** BEGIN **

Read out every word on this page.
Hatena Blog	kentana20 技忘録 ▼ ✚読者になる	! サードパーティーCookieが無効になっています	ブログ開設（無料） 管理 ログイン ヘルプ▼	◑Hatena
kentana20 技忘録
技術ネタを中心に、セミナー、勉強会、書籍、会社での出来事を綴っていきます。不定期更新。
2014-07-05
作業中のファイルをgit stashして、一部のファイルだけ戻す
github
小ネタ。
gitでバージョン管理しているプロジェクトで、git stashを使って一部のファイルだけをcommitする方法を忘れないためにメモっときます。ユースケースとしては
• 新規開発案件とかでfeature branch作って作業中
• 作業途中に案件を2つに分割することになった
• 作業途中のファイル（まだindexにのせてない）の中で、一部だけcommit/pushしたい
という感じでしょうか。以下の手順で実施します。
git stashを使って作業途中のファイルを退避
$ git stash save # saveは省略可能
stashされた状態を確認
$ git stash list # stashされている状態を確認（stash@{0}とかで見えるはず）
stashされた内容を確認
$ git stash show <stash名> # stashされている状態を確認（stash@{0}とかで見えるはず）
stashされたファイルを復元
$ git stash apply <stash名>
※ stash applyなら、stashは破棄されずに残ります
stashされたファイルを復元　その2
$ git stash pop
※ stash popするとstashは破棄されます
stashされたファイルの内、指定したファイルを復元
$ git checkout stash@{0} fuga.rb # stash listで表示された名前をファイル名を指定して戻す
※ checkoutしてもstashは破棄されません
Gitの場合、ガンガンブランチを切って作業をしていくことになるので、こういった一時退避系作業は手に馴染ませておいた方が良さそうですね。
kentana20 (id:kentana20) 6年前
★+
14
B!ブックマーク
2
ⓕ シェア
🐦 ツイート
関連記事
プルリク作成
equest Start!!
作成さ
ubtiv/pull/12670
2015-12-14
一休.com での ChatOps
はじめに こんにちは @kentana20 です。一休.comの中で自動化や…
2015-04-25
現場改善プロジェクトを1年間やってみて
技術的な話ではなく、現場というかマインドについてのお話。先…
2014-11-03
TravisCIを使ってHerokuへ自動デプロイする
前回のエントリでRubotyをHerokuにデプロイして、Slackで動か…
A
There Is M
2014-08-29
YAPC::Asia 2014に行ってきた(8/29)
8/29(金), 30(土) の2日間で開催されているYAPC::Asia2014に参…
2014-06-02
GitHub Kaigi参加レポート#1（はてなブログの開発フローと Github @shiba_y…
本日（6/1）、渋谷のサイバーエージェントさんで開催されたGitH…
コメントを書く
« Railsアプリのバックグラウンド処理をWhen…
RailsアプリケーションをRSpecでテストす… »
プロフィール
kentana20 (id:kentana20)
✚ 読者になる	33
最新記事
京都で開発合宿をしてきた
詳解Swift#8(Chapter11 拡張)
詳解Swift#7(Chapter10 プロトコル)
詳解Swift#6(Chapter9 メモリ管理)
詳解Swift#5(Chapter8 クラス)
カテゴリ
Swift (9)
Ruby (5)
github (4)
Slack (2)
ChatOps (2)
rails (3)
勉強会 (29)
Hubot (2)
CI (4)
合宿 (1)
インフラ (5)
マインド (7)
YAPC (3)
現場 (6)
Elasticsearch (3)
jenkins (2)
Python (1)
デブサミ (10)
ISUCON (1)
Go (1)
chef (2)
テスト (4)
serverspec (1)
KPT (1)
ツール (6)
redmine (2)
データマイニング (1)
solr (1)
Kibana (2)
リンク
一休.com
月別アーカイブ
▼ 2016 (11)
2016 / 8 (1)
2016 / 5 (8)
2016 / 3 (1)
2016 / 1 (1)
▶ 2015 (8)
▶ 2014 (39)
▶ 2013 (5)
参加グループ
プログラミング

** END **

**Work to be completed:**
Copy the material above verbatim.

**Answer to the task:**
Read out every word on this page.
Hatena Blog	kentana20 技忘録 ▼ ✚読者になる	! サードパーティーCookieが無効になっています	ブログ開設（無料） 管理 ログイン ヘルプ▼	◑Hatena
kentana20 技忘録
技術ネタを中心に、セミナー、勉強会、書籍、会社での出来事を綴っていきます。不定期更新。
2014-07-05
作業中のファイルをgit stashして、一部のファイルだけ戻す
github
小ネタ。
gitでバージョン管理しているプロジェクトで、git stashを使って一部のファイルだけをcommitする方法を忘れないためにメモっときます。ユースケースとしては
• 新規開発案件とかでfeature branch作って作業中
• 作業途中に案件を2つに分割することになった
• 作業途中のファイル（まだindexにのせてない）の中で、一部だけcommit/pushしたい
という感じでしょうか。以下の手順で実施します。
git stashを使って作業途中のファイルを退避
$ git stash save # saveは省略可能
stashされた状態を確認
$ git stash list # stashされている状態を確認（stash@{0}とかで見えるはず）
stashされた内容を確認
$ git stash show <stash名> # stashされている状態を確認（stash@{0}とかで見えるはず）
stashされたファイルを復元
$ git stash apply <stash名>
※ stash applyなら、stashは破棄されずに残ります
stashされたファイルを復元　その2
$ git stash pop
※ stash popするとstashは破棄されます
stashされたファイルの内、指定したファイルを復元
$ git checkout stash@{0} fuga.rb # stash listで表示された名前をファイル名を指定して戻す
※ checkoutしてもstashは破棄されません
Gitの場合、ガンガンブランチを切って作業をしていくことになるので、こういった一時退避系作業は手に馴染ませておいた方が良さそうですね。
kentana20 (id:kentana20) 6年前
★+
14
B!ブックマーク
2
ⓕ シェア
🐦 ツイート
関連記事
プルリク作成
equest Start!!
作成さ
ubtiv/pull/12670
2015-12-14
一休.com での ChatOps
はじめに こんにちは @kentana20 です。一休.comの中で自動化や…
2015-04-25
現場改善プロジェクトを1年間やってみて
技術的な話ではなく、現場というかマインドについてのお話。先…
2014-11-03
TravisCIを使ってHerokuへ自動デプロイする
前回のエントリでRubotyをHerokuにデプロイして、Slackで動か…
A
There Is M
2014-08-29
YAPC::Asia 2014に行ってきた(8/29)
8/29(金), 30(土) の2日間で開催されているYAPC::Asia2014に参…
2014-06-02
GitHub Kaigi参加レポート#1（はてなブログの開発フローと Github @shiba_y…
本日（6/1）、渋谷のサイバーエージェントさんで開催されたGitH…
コメントを書く
« Railsアプリのバックグラウンド処理をWhen…
RailsアプリケーションをRSpecでテストす… »
プロフィール
kentana20 (id:kentana20)
✚ 読者になる	33
最新記事
京都で開発合宿をしてきた
詳解Swift#8(Chapter11 拡張)
詳解Swift#7(Chapter10 プロトコル)
詳解Swift#6(Chapter9 メモリ管理)
詳解Swift#5(Chapter8 クラス)
カテゴリ
Swift (9)
Ruby (5)
github (4)
Slack (2)
ChatOps (2)
rails (3)
勉強会 (29)
Hubot (2)
CI (4)
合宿 (1)
インフラ (5)
マインド (7)
YAPC (3)
現場 (6)
Elasticsearch (3)
jenkins (2)
Python (1)
デブサミ (10)
ISUCON (1)
Go (1)
chef (2)
テスト (4)
serverspec (1)
KPT (1)
ツール (6)
redmine (2)
データマイニング (1)
solr (1)
Kibana (2)
リンク
一休.com
月別アーカイブ
▼ 2016 (11)
2016 / 8 (1)
2016 / 5 (8)
2016 / 3 (1)
2016 / 1 (1)
▶ 2015 (8)
▶ 2014 (39)
▶ 2013 (5)
参加グループ
プログラミング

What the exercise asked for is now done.